#### INSTRUCTIONS TO FOLLOW:
Give only one thing: the number of lines that include the word "исходной".

#### ENTRIES:
################

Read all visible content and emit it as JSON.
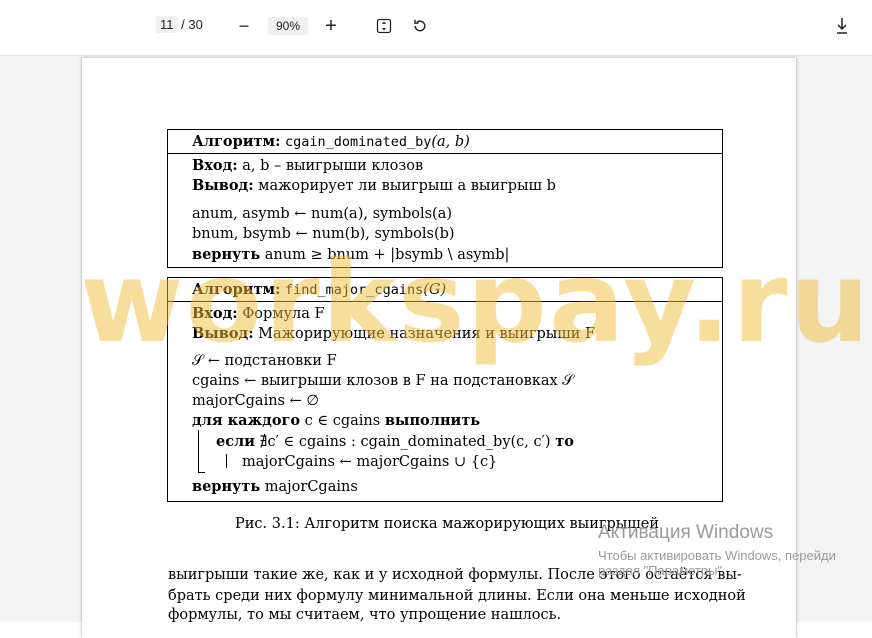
{
  "toolbar": {
    "page_current": "11",
    "page_total": "/ 30",
    "zoom": "90%",
    "zoom_out_glyph": "−",
    "zoom_in_glyph": "+",
    "fit_icon": "fit-page-icon",
    "rotate_icon": "rotate-icon",
    "download_icon": "download-icon"
  },
  "algo1": {
    "title_kw": "Алгоритм:",
    "title_name": "cgain_dominated_by",
    "title_args": "(a, b)",
    "input_kw": "Вход:",
    "input_text": " a, b – выигрыши клозов",
    "output_kw": "Вывод:",
    "output_text": " мажорирует ли выигрыш a выигрыш b",
    "line1": "anum, asymb ← num(a), symbols(a)",
    "line2": "bnum, bsymb ← num(b), symbols(b)",
    "line3_kw": "вернуть",
    "line3_text": " anum ≥ bnum + |bsymb \\ asymb|"
  },
  "algo2": {
    "title_kw": "Алгоритм:",
    "title_name": "find_major_cgains",
    "title_args": "(G)",
    "input_kw": "Вход:",
    "input_text": " Формула F",
    "output_kw": "Вывод:",
    "output_text": " Мажорирующие назначения и выигрыши F",
    "line1": "𝒮 ← подстановки F",
    "line2": "cgains ← выигрыши клозов в F на подстановках 𝒮",
    "line3": "majorCgains ← ∅",
    "loop_kw": "для каждого",
    "loop_text": " c ∈ cgains ",
    "loop_kw2": "выполнить",
    "if_kw": "если",
    "if_text": "  ∄c′ ∈ cgains : cgain_dominated_by(c, c′) ",
    "if_kw2": "то",
    "then_text": "majorCgains ← majorCgains ∪ {c}",
    "ret_kw": "вернуть",
    "ret_text": " majorCgains"
  },
  "caption": "Рис. 3.1: Алгоритм поиска мажорирующих выигрышей",
  "paragraph": [
    "выигрыши такие же, как и у исходной формулы. После этого остаётся вы-",
    "брать среди них формулу минимальной длины. Если она меньше исходной",
    "формулы, то мы считаем, что упрощение нашлось."
  ],
  "watermark": "workspay.ru",
  "activation": {
    "title": "Активация Windows",
    "line1": "Чтобы активировать Windows, перейди",
    "line2": "раздел \"Параметры\"."
  }
}
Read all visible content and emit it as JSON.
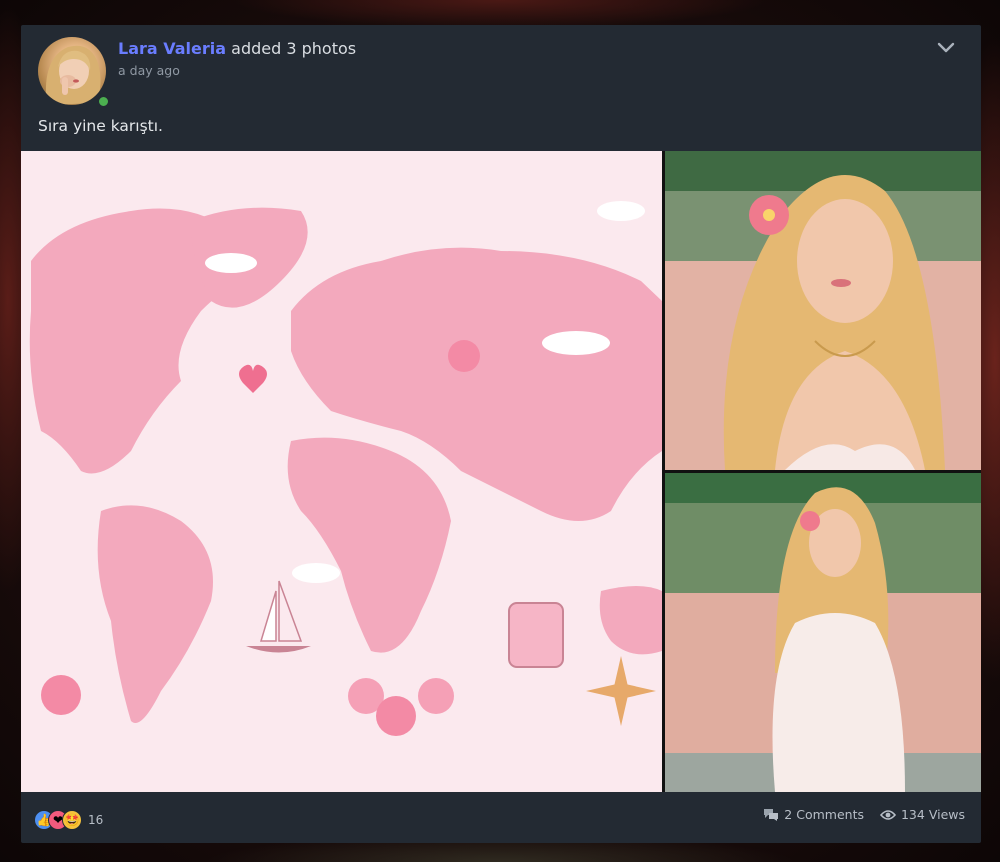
{
  "post": {
    "author": "Lara Valeria",
    "action": "added 3 photos",
    "timestamp": "a day ago",
    "text": "Sıra yine karıştı.",
    "online": true
  },
  "photos": [
    {
      "icon": "world-map-illustration-photo"
    },
    {
      "icon": "sim-character-portrait-photo"
    },
    {
      "icon": "sim-character-sitting-photo"
    }
  ],
  "footer": {
    "reactions": [
      "like-icon",
      "love-icon",
      "star-struck-icon"
    ],
    "reaction_count": "16",
    "comments": "2 Comments",
    "views": "134 Views"
  },
  "colors": {
    "card_bg": "#232a33",
    "author_link": "#6a7dff",
    "online_dot": "#4caf50"
  }
}
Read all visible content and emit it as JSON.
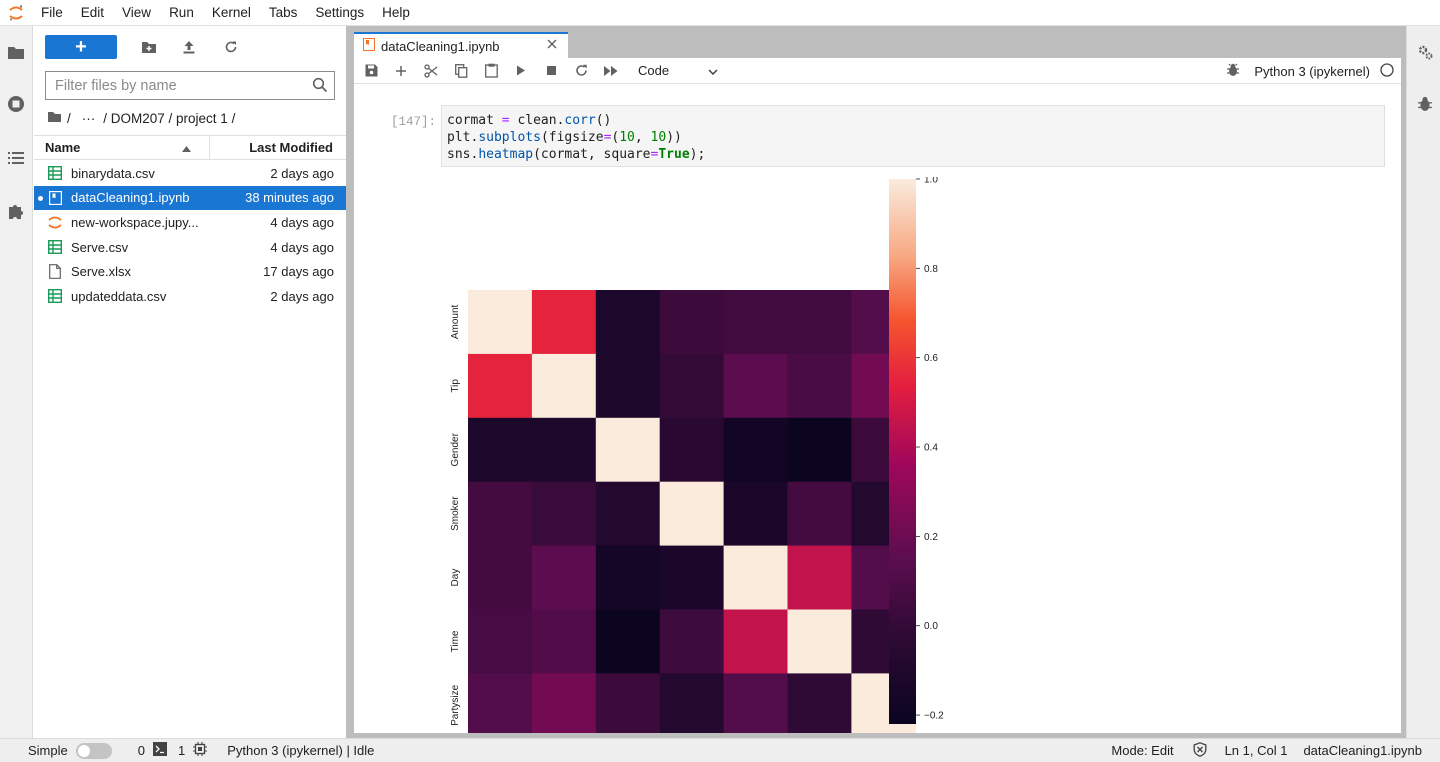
{
  "menubar": {
    "items": [
      "File",
      "Edit",
      "View",
      "Run",
      "Kernel",
      "Tabs",
      "Settings",
      "Help"
    ]
  },
  "filebrowser": {
    "new_label": "+",
    "search_placeholder": "Filter files by name",
    "breadcrumb": {
      "sep1": "/",
      "ellipsis": "···",
      "path": "/ DOM207 / project 1 /"
    },
    "columns": {
      "name": "Name",
      "modified": "Last Modified"
    },
    "files": [
      {
        "name": "binarydata.csv",
        "modified": "2 days ago",
        "icon": "spreadsheet-icon",
        "selected": false,
        "running": false
      },
      {
        "name": "dataCleaning1.ipynb",
        "modified": "38 minutes ago",
        "icon": "notebook-icon",
        "selected": true,
        "running": true
      },
      {
        "name": "new-workspace.jupyterlab-workspace",
        "display_name": "new-workspace.jupy...",
        "modified": "4 days ago",
        "icon": "jupyter-icon",
        "selected": false,
        "running": false
      },
      {
        "name": "Serve.csv",
        "modified": "4 days ago",
        "icon": "spreadsheet-icon",
        "selected": false,
        "running": false
      },
      {
        "name": "Serve.xlsx",
        "modified": "17 days ago",
        "icon": "file-icon",
        "selected": false,
        "running": false
      },
      {
        "name": "updateddata.csv",
        "modified": "2 days ago",
        "icon": "spreadsheet-icon",
        "selected": false,
        "running": false
      }
    ]
  },
  "tab": {
    "title": "dataCleaning1.ipynb"
  },
  "notebook_toolbar": {
    "cell_type": "Code",
    "kernel_name": "Python 3 (ipykernel)"
  },
  "cell": {
    "prompt": "[147]:",
    "lines": [
      "cormat = clean.corr()",
      "plt.subplots(figsize=(10, 10))",
      "sns.heatmap(cormat, square=True);"
    ]
  },
  "chart_data": {
    "type": "heatmap",
    "title": "",
    "xlabel": "",
    "ylabel": "",
    "labels": [
      "Amount",
      "Tip",
      "Gender",
      "Smoker",
      "Day",
      "Time",
      "Partysize"
    ],
    "matrix": [
      [
        1.0,
        0.55,
        -0.12,
        0.03,
        0.05,
        0.05,
        0.12
      ],
      [
        0.55,
        1.0,
        -0.12,
        0.0,
        0.15,
        0.08,
        0.22
      ],
      [
        -0.12,
        -0.12,
        1.0,
        -0.05,
        -0.18,
        -0.25,
        0.03
      ],
      [
        0.06,
        0.02,
        -0.08,
        1.0,
        -0.13,
        0.06,
        -0.08
      ],
      [
        0.06,
        0.15,
        -0.17,
        -0.13,
        1.0,
        0.45,
        0.12
      ],
      [
        0.07,
        0.11,
        -0.25,
        0.04,
        0.45,
        1.0,
        -0.02
      ],
      [
        0.12,
        0.22,
        0.03,
        -0.08,
        0.12,
        -0.02,
        1.0
      ]
    ],
    "colorbar": {
      "min": -0.22,
      "max": 1.0,
      "ticks": [
        -0.2,
        0.0,
        0.2,
        0.4,
        0.6,
        0.8,
        1.0
      ],
      "tick_labels": [
        "−0.2",
        "0.0",
        "0.2",
        "0.4",
        "0.6",
        "0.8",
        "1.0"
      ]
    },
    "colormap": "rocket",
    "colors": {
      "low": "#0b0520",
      "mid_low": "#5b0d4f",
      "mid": "#b0095a",
      "mid_high": "#f2312b",
      "high": "#faebdd"
    }
  },
  "statusbar": {
    "mode_label": "Simple",
    "terminals_count": "0",
    "kernels_count": "1",
    "kernel_status": "Python 3 (ipykernel) | Idle",
    "edit_mode": "Mode: Edit",
    "cursor": "Ln 1, Col 1",
    "filename": "dataCleaning1.ipynb"
  },
  "colors": {
    "accent": "#1976d2",
    "jupyter_orange": "#f37726",
    "csv_green": "#1b9a59"
  }
}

################

#### RESPONSE BELOW:
2